▸ **Task prompt**
Could you give the data below again, exactly and completely?

▸ **Input data**
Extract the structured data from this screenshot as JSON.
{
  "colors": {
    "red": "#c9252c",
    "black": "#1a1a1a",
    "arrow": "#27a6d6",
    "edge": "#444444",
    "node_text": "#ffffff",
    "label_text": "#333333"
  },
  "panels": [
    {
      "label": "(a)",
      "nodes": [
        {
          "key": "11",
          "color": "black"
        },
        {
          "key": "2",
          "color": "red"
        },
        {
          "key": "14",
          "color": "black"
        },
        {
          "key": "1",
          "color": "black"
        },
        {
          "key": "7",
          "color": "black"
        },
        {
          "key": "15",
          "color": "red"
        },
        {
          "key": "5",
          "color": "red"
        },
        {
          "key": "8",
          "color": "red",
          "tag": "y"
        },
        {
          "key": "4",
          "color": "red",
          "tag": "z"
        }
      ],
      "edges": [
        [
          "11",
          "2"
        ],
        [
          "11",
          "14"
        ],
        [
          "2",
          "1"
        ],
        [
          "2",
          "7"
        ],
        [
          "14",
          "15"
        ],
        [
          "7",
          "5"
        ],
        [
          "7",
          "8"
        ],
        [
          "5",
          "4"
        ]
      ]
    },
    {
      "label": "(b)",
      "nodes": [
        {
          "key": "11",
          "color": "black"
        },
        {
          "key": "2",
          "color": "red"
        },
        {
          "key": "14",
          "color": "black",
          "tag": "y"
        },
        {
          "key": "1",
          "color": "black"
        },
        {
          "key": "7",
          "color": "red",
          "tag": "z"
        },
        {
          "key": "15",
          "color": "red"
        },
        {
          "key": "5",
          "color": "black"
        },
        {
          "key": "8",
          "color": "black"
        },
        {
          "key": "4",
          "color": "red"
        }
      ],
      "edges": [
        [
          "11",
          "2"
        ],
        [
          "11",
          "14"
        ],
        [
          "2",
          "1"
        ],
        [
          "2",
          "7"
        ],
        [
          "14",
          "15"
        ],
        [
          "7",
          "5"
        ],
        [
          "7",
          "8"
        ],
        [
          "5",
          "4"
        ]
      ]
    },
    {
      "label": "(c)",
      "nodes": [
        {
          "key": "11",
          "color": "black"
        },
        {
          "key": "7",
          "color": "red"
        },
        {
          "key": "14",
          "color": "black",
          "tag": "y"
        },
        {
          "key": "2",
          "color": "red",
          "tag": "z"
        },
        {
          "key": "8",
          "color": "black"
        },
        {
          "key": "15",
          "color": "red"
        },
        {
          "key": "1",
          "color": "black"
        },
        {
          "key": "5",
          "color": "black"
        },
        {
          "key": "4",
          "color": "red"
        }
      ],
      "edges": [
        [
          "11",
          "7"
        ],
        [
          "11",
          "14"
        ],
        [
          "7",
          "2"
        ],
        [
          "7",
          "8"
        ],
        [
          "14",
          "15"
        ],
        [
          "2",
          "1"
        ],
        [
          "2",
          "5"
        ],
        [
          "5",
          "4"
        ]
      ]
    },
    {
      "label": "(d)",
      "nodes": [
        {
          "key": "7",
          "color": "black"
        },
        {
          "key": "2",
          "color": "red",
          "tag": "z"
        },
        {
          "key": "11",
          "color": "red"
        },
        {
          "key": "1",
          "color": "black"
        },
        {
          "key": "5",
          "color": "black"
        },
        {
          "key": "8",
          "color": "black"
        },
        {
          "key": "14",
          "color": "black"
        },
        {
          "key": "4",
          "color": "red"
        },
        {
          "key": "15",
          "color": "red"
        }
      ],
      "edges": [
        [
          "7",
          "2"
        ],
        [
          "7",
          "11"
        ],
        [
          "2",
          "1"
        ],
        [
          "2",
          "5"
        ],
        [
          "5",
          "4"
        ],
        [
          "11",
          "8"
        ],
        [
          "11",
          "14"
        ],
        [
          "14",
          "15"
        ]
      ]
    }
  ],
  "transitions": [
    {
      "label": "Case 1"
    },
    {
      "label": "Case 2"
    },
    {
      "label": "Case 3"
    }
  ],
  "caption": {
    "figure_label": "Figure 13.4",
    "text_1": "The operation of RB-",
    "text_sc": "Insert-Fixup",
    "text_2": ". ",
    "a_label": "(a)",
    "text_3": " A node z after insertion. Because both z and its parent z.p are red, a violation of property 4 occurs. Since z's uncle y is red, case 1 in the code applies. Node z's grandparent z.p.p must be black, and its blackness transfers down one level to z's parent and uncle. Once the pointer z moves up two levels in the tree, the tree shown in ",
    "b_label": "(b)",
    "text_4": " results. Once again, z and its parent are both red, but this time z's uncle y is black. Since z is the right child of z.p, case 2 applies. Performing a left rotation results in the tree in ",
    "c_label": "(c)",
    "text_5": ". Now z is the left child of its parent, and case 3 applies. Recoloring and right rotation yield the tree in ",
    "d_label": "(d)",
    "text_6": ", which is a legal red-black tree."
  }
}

▸ **Completed exercise**
Extract the structured data from this screenshot as JSON.
{
  "colors": {
    "red": "#c9252c",
    "black": "#1a1a1a",
    "arrow": "#27a6d6",
    "edge": "#444444",
    "node_text": "#ffffff",
    "label_text": "#333333"
  },
  "panels": [
    {
      "label": "(a)",
      "nodes": [
        {
          "key": "11",
          "color": "black"
        },
        {
          "key": "2",
          "color": "red"
        },
        {
          "key": "14",
          "color": "black"
        },
        {
          "key": "1",
          "color": "black"
        },
        {
          "key": "7",
          "color": "black"
        },
        {
          "key": "15",
          "color": "red"
        },
        {
          "key": "5",
          "color": "red"
        },
        {
          "key": "8",
          "color": "red",
          "tag": "y"
        },
        {
          "key": "4",
          "color": "red",
          "tag": "z"
        }
      ],
      "edges": [
        [
          "11",
          "2"
        ],
        [
          "11",
          "14"
        ],
        [
          "2",
          "1"
        ],
        [
          "2",
          "7"
        ],
        [
          "14",
          "15"
        ],
        [
          "7",
          "5"
        ],
        [
          "7",
          "8"
        ],
        [
          "5",
          "4"
        ]
      ]
    },
    {
      "label": "(b)",
      "nodes": [
        {
          "key": "11",
          "color": "black"
        },
        {
          "key": "2",
          "color": "red"
        },
        {
          "key": "14",
          "color": "black",
          "tag": "y"
        },
        {
          "key": "1",
          "color": "black"
        },
        {
          "key": "7",
          "color": "red",
          "tag": "z"
        },
        {
          "key": "15",
          "color": "red"
        },
        {
          "key": "5",
          "color": "black"
        },
        {
          "key": "8",
          "color": "black"
        },
        {
          "key": "4",
          "color": "red"
        }
      ],
      "edges": [
        [
          "11",
          "2"
        ],
        [
          "11",
          "14"
        ],
        [
          "2",
          "1"
        ],
        [
          "2",
          "7"
        ],
        [
          "14",
          "15"
        ],
        [
          "7",
          "5"
        ],
        [
          "7",
          "8"
        ],
        [
          "5",
          "4"
        ]
      ]
    },
    {
      "label": "(c)",
      "nodes": [
        {
          "key": "11",
          "color": "black"
        },
        {
          "key": "7",
          "color": "red"
        },
        {
          "key": "14",
          "color": "black",
          "tag": "y"
        },
        {
          "key": "2",
          "color": "red",
          "tag": "z"
        },
        {
          "key": "8",
          "color": "black"
        },
        {
          "key": "15",
          "color": "red"
        },
        {
          "key": "1",
          "color": "black"
        },
        {
          "key": "5",
          "color": "black"
        },
        {
          "key": "4",
          "color": "red"
        }
      ],
      "edges": [
        [
          "11",
          "7"
        ],
        [
          "11",
          "14"
        ],
        [
          "7",
          "2"
        ],
        [
          "7",
          "8"
        ],
        [
          "14",
          "15"
        ],
        [
          "2",
          "1"
        ],
        [
          "2",
          "5"
        ],
        [
          "5",
          "4"
        ]
      ]
    },
    {
      "label": "(d)",
      "nodes": [
        {
          "key": "7",
          "color": "black"
        },
        {
          "key": "2",
          "color": "red",
          "tag": "z"
        },
        {
          "key": "11",
          "color": "red"
        },
        {
          "key": "1",
          "color": "black"
        },
        {
          "key": "5",
          "color": "black"
        },
        {
          "key": "8",
          "color": "black"
        },
        {
          "key": "14",
          "color": "black"
        },
        {
          "key": "4",
          "color": "red"
        },
        {
          "key": "15",
          "color": "red"
        }
      ],
      "edges": [
        [
          "7",
          "2"
        ],
        [
          "7",
          "11"
        ],
        [
          "2",
          "1"
        ],
        [
          "2",
          "5"
        ],
        [
          "5",
          "4"
        ],
        [
          "11",
          "8"
        ],
        [
          "11",
          "14"
        ],
        [
          "14",
          "15"
        ]
      ]
    }
  ],
  "transitions": [
    {
      "label": "Case 1"
    },
    {
      "label": "Case 2"
    },
    {
      "label": "Case 3"
    }
  ],
  "caption": {
    "figure_label": "Figure 13.4",
    "text_1": "The operation of RB-",
    "text_sc": "Insert-Fixup",
    "text_2": ". ",
    "a_label": "(a)",
    "text_3": " A node z after insertion. Because both z and its parent z.p are red, a violation of property 4 occurs. Since z's uncle y is red, case 1 in the code applies. Node z's grandparent z.p.p must be black, and its blackness transfers down one level to z's parent and uncle. Once the pointer z moves up two levels in the tree, the tree shown in ",
    "b_label": "(b)",
    "text_4": " results. Once again, z and its parent are both red, but this time z's uncle y is black. Since z is the right child of z.p, case 2 applies. Performing a left rotation results in the tree in ",
    "c_label": "(c)",
    "text_5": ". Now z is the left child of its parent, and case 3 applies. Recoloring and right rotation yield the tree in ",
    "d_label": "(d)",
    "text_6": ", which is a legal red-black tree."
  }
}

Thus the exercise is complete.